* **What this task involves**
Give back the full material, exactly as it reads.

(begin)

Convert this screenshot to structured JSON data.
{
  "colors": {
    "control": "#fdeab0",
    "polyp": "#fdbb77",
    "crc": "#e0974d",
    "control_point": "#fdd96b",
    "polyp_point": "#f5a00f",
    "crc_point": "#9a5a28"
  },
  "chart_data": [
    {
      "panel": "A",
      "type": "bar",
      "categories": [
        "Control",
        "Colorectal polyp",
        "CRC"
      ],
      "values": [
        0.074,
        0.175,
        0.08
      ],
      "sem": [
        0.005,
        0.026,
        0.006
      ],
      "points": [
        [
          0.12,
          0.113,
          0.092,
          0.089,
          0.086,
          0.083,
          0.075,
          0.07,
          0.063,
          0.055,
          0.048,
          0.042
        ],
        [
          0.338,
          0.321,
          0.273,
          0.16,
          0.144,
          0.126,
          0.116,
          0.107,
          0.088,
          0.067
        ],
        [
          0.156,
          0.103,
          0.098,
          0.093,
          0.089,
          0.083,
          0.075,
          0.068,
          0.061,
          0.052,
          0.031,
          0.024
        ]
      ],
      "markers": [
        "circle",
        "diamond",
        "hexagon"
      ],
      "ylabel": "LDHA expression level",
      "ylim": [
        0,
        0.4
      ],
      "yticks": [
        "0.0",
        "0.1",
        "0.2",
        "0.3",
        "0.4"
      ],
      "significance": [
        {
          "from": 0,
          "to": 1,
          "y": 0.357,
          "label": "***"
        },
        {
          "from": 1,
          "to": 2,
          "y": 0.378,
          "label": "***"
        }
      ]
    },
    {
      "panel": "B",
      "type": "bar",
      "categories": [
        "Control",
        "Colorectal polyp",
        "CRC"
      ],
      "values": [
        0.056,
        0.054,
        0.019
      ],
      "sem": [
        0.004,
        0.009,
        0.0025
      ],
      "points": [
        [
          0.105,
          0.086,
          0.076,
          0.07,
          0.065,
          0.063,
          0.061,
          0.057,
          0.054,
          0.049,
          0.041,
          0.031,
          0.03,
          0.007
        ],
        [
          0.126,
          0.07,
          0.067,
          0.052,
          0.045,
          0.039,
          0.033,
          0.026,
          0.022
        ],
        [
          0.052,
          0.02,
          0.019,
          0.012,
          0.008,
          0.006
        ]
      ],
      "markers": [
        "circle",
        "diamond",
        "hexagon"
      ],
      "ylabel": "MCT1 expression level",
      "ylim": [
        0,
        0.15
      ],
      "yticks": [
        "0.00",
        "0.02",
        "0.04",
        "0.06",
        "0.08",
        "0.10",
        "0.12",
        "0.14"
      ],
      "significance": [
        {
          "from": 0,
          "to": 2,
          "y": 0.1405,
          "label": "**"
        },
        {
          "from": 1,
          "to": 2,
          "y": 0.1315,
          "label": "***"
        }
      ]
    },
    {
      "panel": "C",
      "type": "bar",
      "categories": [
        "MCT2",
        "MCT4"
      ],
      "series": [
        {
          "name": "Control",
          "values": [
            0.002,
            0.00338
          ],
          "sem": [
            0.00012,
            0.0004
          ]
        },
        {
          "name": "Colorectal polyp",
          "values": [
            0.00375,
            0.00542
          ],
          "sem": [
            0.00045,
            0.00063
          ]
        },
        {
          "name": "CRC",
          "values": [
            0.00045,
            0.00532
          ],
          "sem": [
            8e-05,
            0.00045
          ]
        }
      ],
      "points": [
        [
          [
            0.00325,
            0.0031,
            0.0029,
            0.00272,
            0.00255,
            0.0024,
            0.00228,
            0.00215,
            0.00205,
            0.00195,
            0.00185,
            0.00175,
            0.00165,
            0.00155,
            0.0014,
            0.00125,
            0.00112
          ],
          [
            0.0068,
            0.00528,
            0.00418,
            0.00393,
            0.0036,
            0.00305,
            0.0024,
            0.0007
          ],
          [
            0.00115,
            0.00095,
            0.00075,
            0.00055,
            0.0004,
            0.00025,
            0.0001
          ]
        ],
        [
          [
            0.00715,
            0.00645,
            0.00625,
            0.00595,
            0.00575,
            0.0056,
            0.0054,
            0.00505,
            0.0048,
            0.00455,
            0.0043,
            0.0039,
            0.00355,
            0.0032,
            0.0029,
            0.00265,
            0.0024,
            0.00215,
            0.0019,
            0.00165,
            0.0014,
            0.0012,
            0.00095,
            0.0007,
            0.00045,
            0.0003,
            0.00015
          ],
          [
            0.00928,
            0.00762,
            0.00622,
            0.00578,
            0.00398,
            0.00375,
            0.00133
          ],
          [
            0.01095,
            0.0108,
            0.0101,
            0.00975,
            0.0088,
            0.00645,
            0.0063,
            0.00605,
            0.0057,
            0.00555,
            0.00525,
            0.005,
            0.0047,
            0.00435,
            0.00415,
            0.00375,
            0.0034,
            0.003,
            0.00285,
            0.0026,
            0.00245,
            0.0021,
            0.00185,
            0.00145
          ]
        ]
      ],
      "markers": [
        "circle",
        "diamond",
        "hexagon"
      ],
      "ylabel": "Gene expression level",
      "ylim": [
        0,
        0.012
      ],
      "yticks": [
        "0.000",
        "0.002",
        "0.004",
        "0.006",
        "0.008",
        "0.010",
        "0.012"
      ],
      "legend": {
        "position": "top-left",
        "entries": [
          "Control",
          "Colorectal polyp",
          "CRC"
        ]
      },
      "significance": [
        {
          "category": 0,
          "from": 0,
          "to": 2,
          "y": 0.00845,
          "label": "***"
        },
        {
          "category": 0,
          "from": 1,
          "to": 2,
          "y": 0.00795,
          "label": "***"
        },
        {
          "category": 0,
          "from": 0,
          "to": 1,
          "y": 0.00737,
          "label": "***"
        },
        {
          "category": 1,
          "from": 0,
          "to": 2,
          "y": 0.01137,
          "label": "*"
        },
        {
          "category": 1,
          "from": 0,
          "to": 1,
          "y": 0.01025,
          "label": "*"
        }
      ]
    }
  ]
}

(end)

* **Task output**
Convert this screenshot to structured JSON data.
{
  "colors": {
    "control": "#fdeab0",
    "polyp": "#fdbb77",
    "crc": "#e0974d",
    "control_point": "#fdd96b",
    "polyp_point": "#f5a00f",
    "crc_point": "#9a5a28"
  },
  "chart_data": [
    {
      "panel": "A",
      "type": "bar",
      "categories": [
        "Control",
        "Colorectal polyp",
        "CRC"
      ],
      "values": [
        0.074,
        0.175,
        0.08
      ],
      "sem": [
        0.005,
        0.026,
        0.006
      ],
      "points": [
        [
          0.12,
          0.113,
          0.092,
          0.089,
          0.086,
          0.083,
          0.075,
          0.07,
          0.063,
          0.055,
          0.048,
          0.042
        ],
        [
          0.338,
          0.321,
          0.273,
          0.16,
          0.144,
          0.126,
          0.116,
          0.107,
          0.088,
          0.067
        ],
        [
          0.156,
          0.103,
          0.098,
          0.093,
          0.089,
          0.083,
          0.075,
          0.068,
          0.061,
          0.052,
          0.031,
          0.024
        ]
      ],
      "markers": [
        "circle",
        "diamond",
        "hexagon"
      ],
      "ylabel": "LDHA expression level",
      "ylim": [
        0,
        0.4
      ],
      "yticks": [
        "0.0",
        "0.1",
        "0.2",
        "0.3",
        "0.4"
      ],
      "significance": [
        {
          "from": 0,
          "to": 1,
          "y": 0.357,
          "label": "***"
        },
        {
          "from": 1,
          "to": 2,
          "y": 0.378,
          "label": "***"
        }
      ]
    },
    {
      "panel": "B",
      "type": "bar",
      "categories": [
        "Control",
        "Colorectal polyp",
        "CRC"
      ],
      "values": [
        0.056,
        0.054,
        0.019
      ],
      "sem": [
        0.004,
        0.009,
        0.0025
      ],
      "points": [
        [
          0.105,
          0.086,
          0.076,
          0.07,
          0.065,
          0.063,
          0.061,
          0.057,
          0.054,
          0.049,
          0.041,
          0.031,
          0.03,
          0.007
        ],
        [
          0.126,
          0.07,
          0.067,
          0.052,
          0.045,
          0.039,
          0.033,
          0.026,
          0.022
        ],
        [
          0.052,
          0.02,
          0.019,
          0.012,
          0.008,
          0.006
        ]
      ],
      "markers": [
        "circle",
        "diamond",
        "hexagon"
      ],
      "ylabel": "MCT1 expression level",
      "ylim": [
        0,
        0.15
      ],
      "yticks": [
        "0.00",
        "0.02",
        "0.04",
        "0.06",
        "0.08",
        "0.10",
        "0.12",
        "0.14"
      ],
      "significance": [
        {
          "from": 0,
          "to": 2,
          "y": 0.1405,
          "label": "**"
        },
        {
          "from": 1,
          "to": 2,
          "y": 0.1315,
          "label": "***"
        }
      ]
    },
    {
      "panel": "C",
      "type": "bar",
      "categories": [
        "MCT2",
        "MCT4"
      ],
      "series": [
        {
          "name": "Control",
          "values": [
            0.002,
            0.00338
          ],
          "sem": [
            0.00012,
            0.0004
          ]
        },
        {
          "name": "Colorectal polyp",
          "values": [
            0.00375,
            0.00542
          ],
          "sem": [
            0.00045,
            0.00063
          ]
        },
        {
          "name": "CRC",
          "values": [
            0.00045,
            0.00532
          ],
          "sem": [
            8e-05,
            0.00045
          ]
        }
      ],
      "points": [
        [
          [
            0.00325,
            0.0031,
            0.0029,
            0.00272,
            0.00255,
            0.0024,
            0.00228,
            0.00215,
            0.00205,
            0.00195,
            0.00185,
            0.00175,
            0.00165,
            0.00155,
            0.0014,
            0.00125,
            0.00112
          ],
          [
            0.0068,
            0.00528,
            0.00418,
            0.00393,
            0.0036,
            0.00305,
            0.0024,
            0.0007
          ],
          [
            0.00115,
            0.00095,
            0.00075,
            0.00055,
            0.0004,
            0.00025,
            0.0001
          ]
        ],
        [
          [
            0.00715,
            0.00645,
            0.00625,
            0.00595,
            0.00575,
            0.0056,
            0.0054,
            0.00505,
            0.0048,
            0.00455,
            0.0043,
            0.0039,
            0.00355,
            0.0032,
            0.0029,
            0.00265,
            0.0024,
            0.00215,
            0.0019,
            0.00165,
            0.0014,
            0.0012,
            0.00095,
            0.0007,
            0.00045,
            0.0003,
            0.00015
          ],
          [
            0.00928,
            0.00762,
            0.00622,
            0.00578,
            0.00398,
            0.00375,
            0.00133
          ],
          [
            0.01095,
            0.0108,
            0.0101,
            0.00975,
            0.0088,
            0.00645,
            0.0063,
            0.00605,
            0.0057,
            0.00555,
            0.00525,
            0.005,
            0.0047,
            0.00435,
            0.00415,
            0.00375,
            0.0034,
            0.003,
            0.00285,
            0.0026,
            0.00245,
            0.0021,
            0.00185,
            0.00145
          ]
        ]
      ],
      "markers": [
        "circle",
        "diamond",
        "hexagon"
      ],
      "ylabel": "Gene expression level",
      "ylim": [
        0,
        0.012
      ],
      "yticks": [
        "0.000",
        "0.002",
        "0.004",
        "0.006",
        "0.008",
        "0.010",
        "0.012"
      ],
      "legend": {
        "position": "top-left",
        "entries": [
          "Control",
          "Colorectal polyp",
          "CRC"
        ]
      },
      "significance": [
        {
          "category": 0,
          "from": 0,
          "to": 2,
          "y": 0.00845,
          "label": "***"
        },
        {
          "category": 0,
          "from": 1,
          "to": 2,
          "y": 0.00795,
          "label": "***"
        },
        {
          "category": 0,
          "from": 0,
          "to": 1,
          "y": 0.00737,
          "label": "***"
        },
        {
          "category": 1,
          "from": 0,
          "to": 2,
          "y": 0.01137,
          "label": "*"
        },
        {
          "category": 1,
          "from": 0,
          "to": 1,
          "y": 0.01025,
          "label": "*"
        }
      ]
    }
  ]
}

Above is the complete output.